#### Teks Bacaan ####

Friday, August 26, 2005

[Sekelumit]

...Love had given me wings so I must fly....

Sekelumit yang kuingat saat kita menonton berdua, Jalu, entah apa filmnya. Tetapi selalu terngiang kala kita bersama. Denganmu aku mampu melayang walau canggung, mampu menukik tanpa harus terbentur. Karenamu aku menyusuri jembatan pelangi, menggarisi senja yang jingga, menyibak setapak cakrawala.

Aku harus terbang, Jalu. Karena aku diberi sayap untuk melayang. Setinggi yang aku sanggup, sejauh yang aku mampu. Tidakkah kaulihat, sayapku mampu mengarung jarak? Tidakkah kau ecap nikmat kapas awan di ketinggian udara?

Tetapi sekarang sayapku patah. Tergeletak di tanah basah menggiris ngilu. Aku berusaha menyeret sayap-sayapku, tapi bumi terlalu kuat menawanku. Aku rawat luka-lukanya supaya sembuh seperti dulu, tapi patahannya malah memberati ragaku.

####

__Soal__
Salin kembali bagian teks bacaan mulai dari "[Sekelumit]" sampai dengan "menyibak setapak cakrawala.", lalu ubah "pelangi" menjadi "bianglala". Baris-baris pada bagian data adalah bahan tersendiri yang terpisah dari teks bacaan.

#### Data Tersedia ####

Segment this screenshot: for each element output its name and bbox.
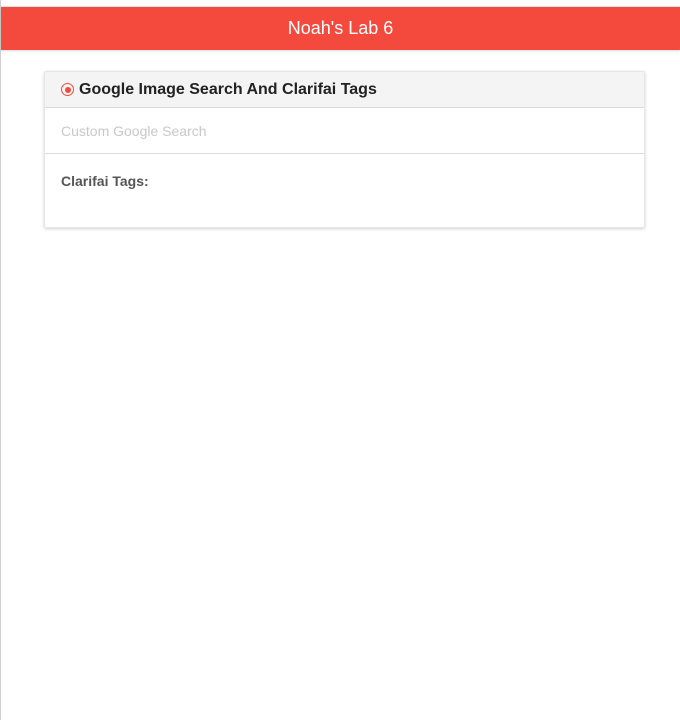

####

__Hasil Pengerjaan__
[Sekelumit]

...Love had given me wings so I must fly....

Sekelumit yang kuingat saat kita menonton berdua, Jalu, entah apa filmnya. Tetapi selalu terngiang kala kita bersama. Denganmu aku mampu melayang walau canggung, mampu menukik tanpa harus terbentur. Karenamu aku menyusuri jembatan bianglala, menggarisi senja yang jingga, menyibak setapak cakrawala.